Aim of the task: Please output the records below in full, exactly as given, but without the images.

Record list:
※ ※ ※

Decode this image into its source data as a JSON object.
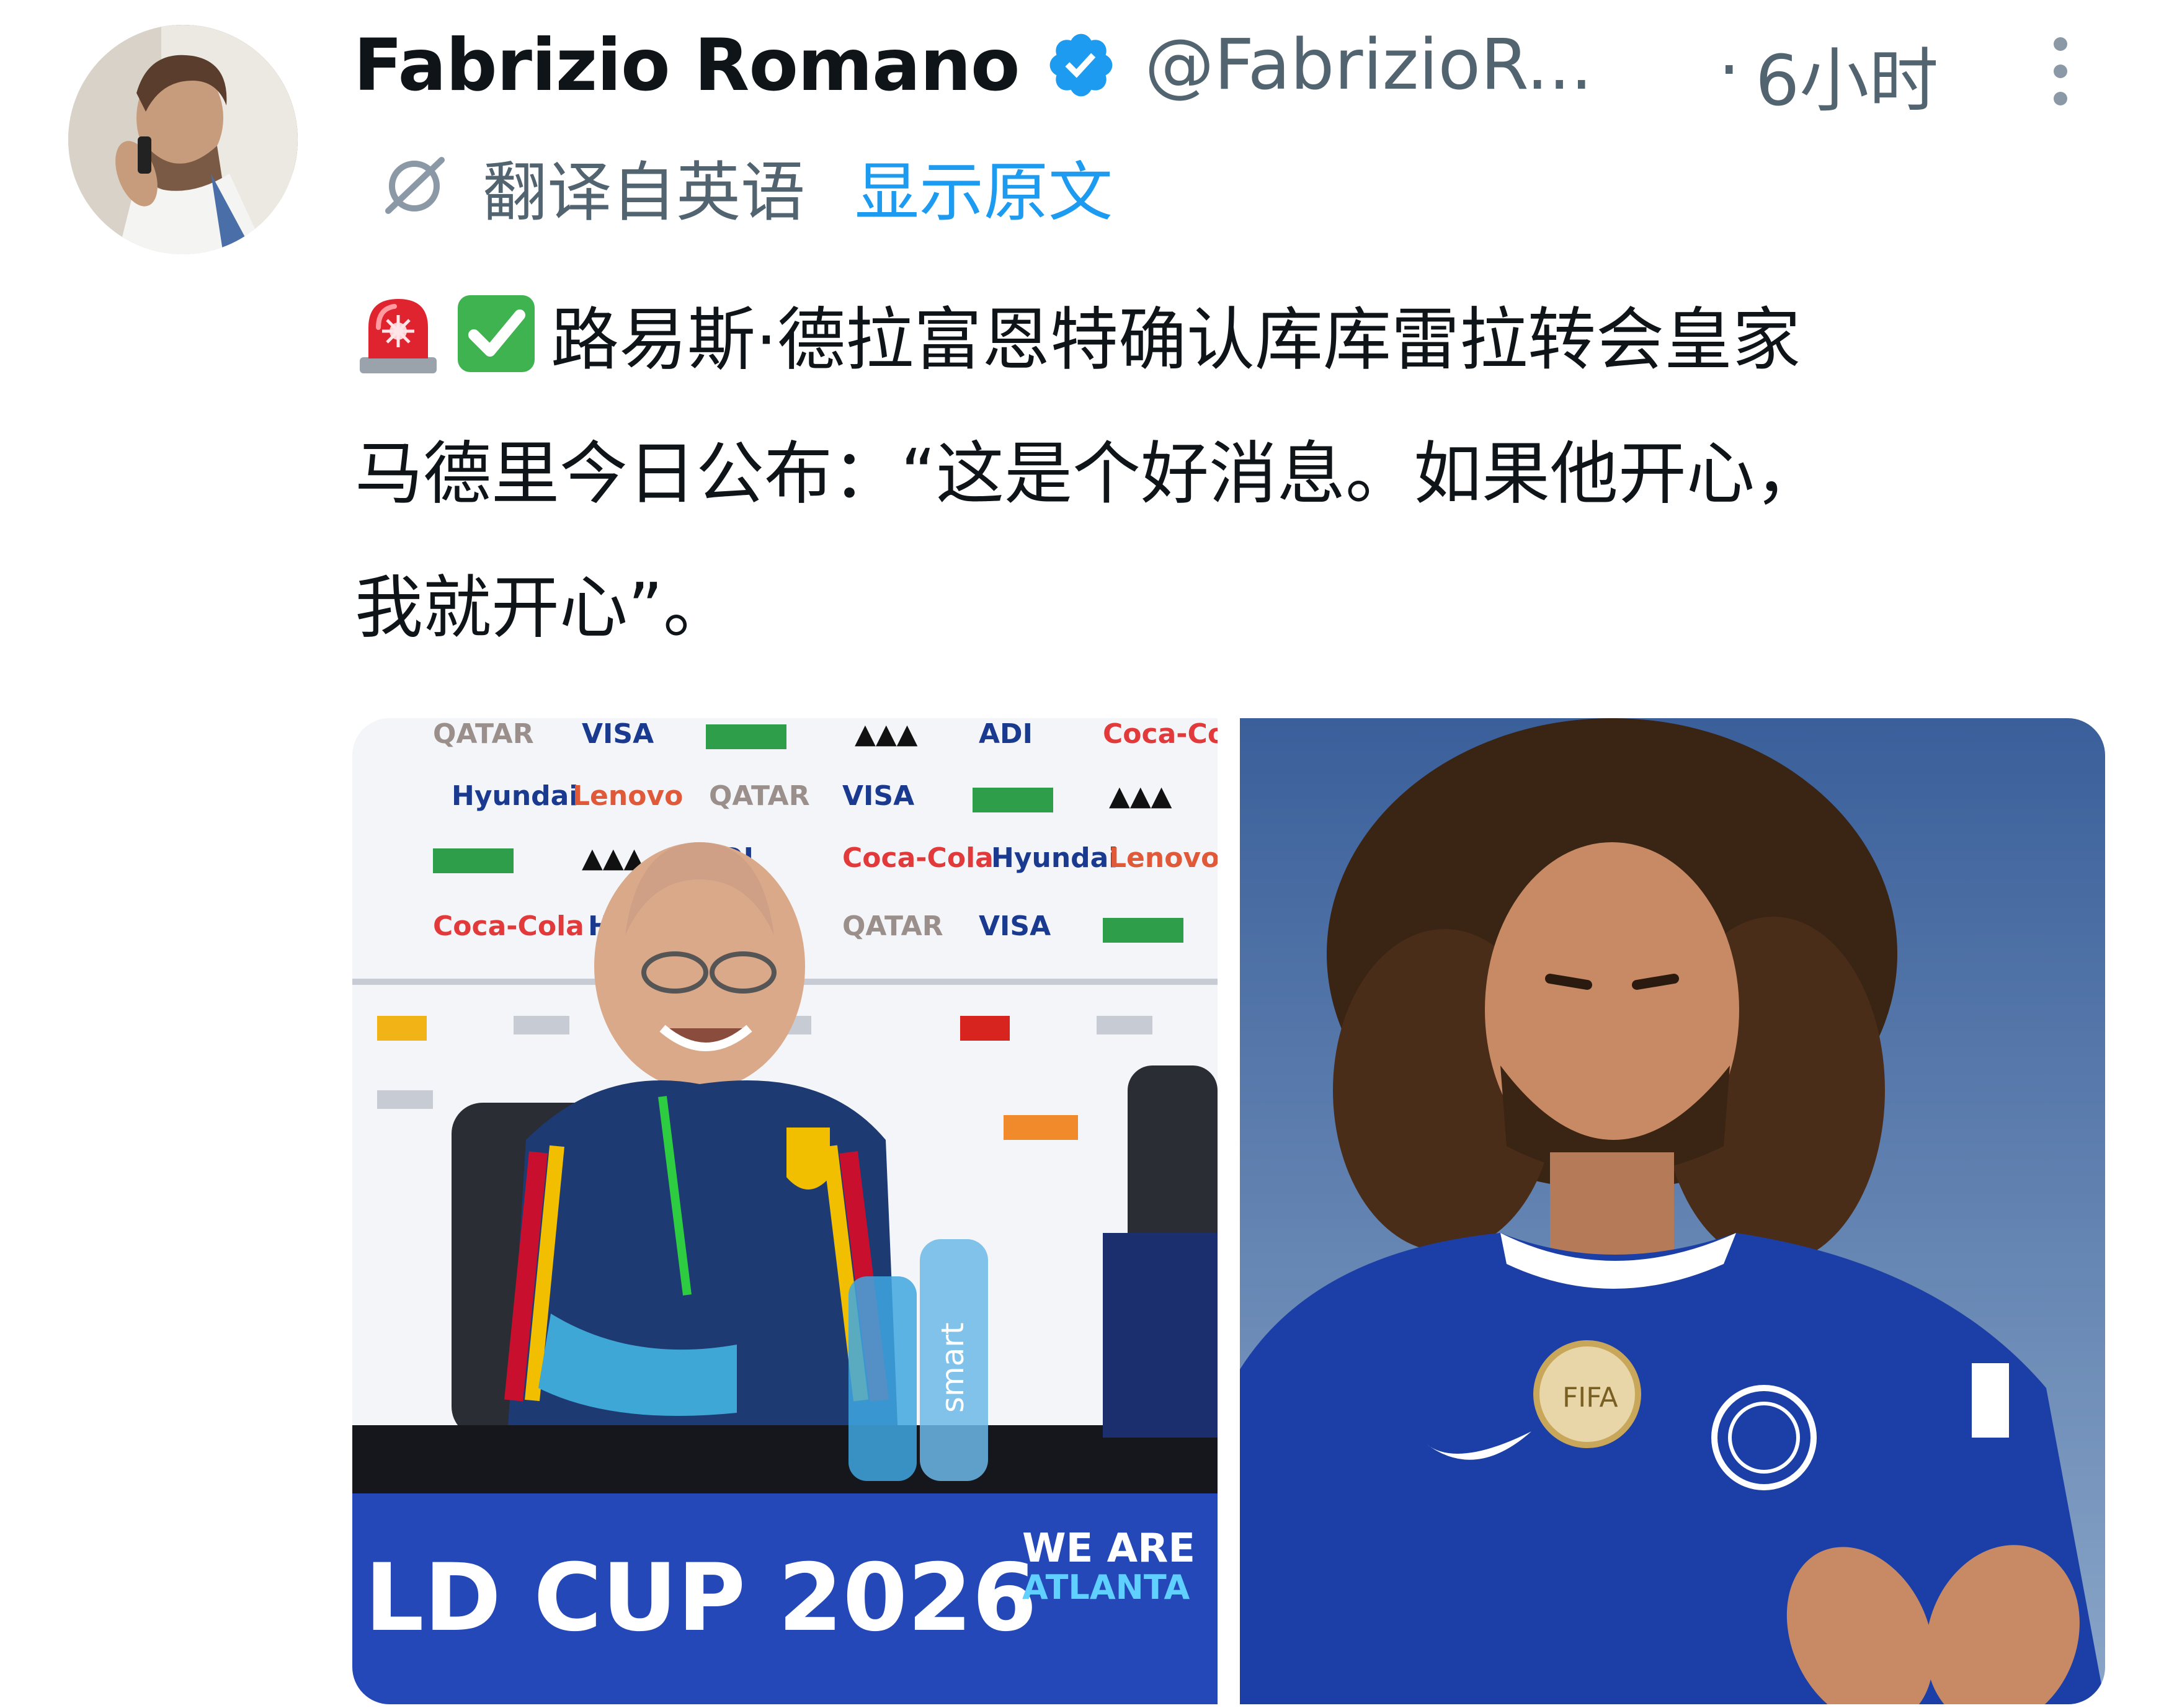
{
  "author": {
    "display_name": "Fabrizio Romano",
    "handle": "@FabrizioR...",
    "verified": true,
    "time_dot": "·",
    "time": "6小时"
  },
  "translation": {
    "label": "翻译自英语",
    "show_original": "显示原文"
  },
  "tweet": {
    "emojis": [
      "police-light-emoji",
      "check-mark-emoji"
    ],
    "line1": "路易斯·德拉富恩特确认库库雷拉转会皇家",
    "line2": "马德里今日公布：“这是个好消息。如果他开心，",
    "line3": "我就开心”。"
  },
  "media": {
    "left_photo": {
      "backdrop_text": "QATAR  VISA  ADI  Lenovo  Coca-Cola",
      "banner_text": "LD CUP 2026",
      "we_are": "WE ARE",
      "city": "ATLANTA",
      "bottle_text": "smart"
    },
    "right_photo": {
      "badge_text": "FIFA"
    }
  },
  "colors": {
    "accent": "#1d9bf0",
    "secondary_text": "#536471",
    "primary_text": "#0f1419",
    "chelsea_blue": "#1b3fa6"
  }
}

※ ※ ※

Response to the exercise:
Decode this image into its source data as a JSON object.
{
  "author": {
    "display_name": "Fabrizio Romano",
    "handle": "@FabrizioR...",
    "verified": true,
    "time_dot": "·",
    "time": "6小时"
  },
  "translation": {
    "label": "翻译自英语",
    "show_original": "显示原文"
  },
  "tweet": {
    "emojis": [
      "police-light-emoji",
      "check-mark-emoji"
    ],
    "line1": "路易斯·德拉富恩特确认库库雷拉转会皇家",
    "line2": "马德里今日公布：“这是个好消息。如果他开心，",
    "line3": "我就开心”。"
  },
  "media": {
    "left_photo": {
      "backdrop_text": "QATAR  VISA  ADI  Lenovo  Coca-Cola",
      "banner_text": "LD CUP 2026",
      "we_are": "WE ARE",
      "city": "ATLANTA",
      "bottle_text": "smart"
    },
    "right_photo": {
      "badge_text": "FIFA"
    }
  },
  "colors": {
    "accent": "#1d9bf0",
    "secondary_text": "#536471",
    "primary_text": "#0f1419",
    "chelsea_blue": "#1b3fa6"
  }
}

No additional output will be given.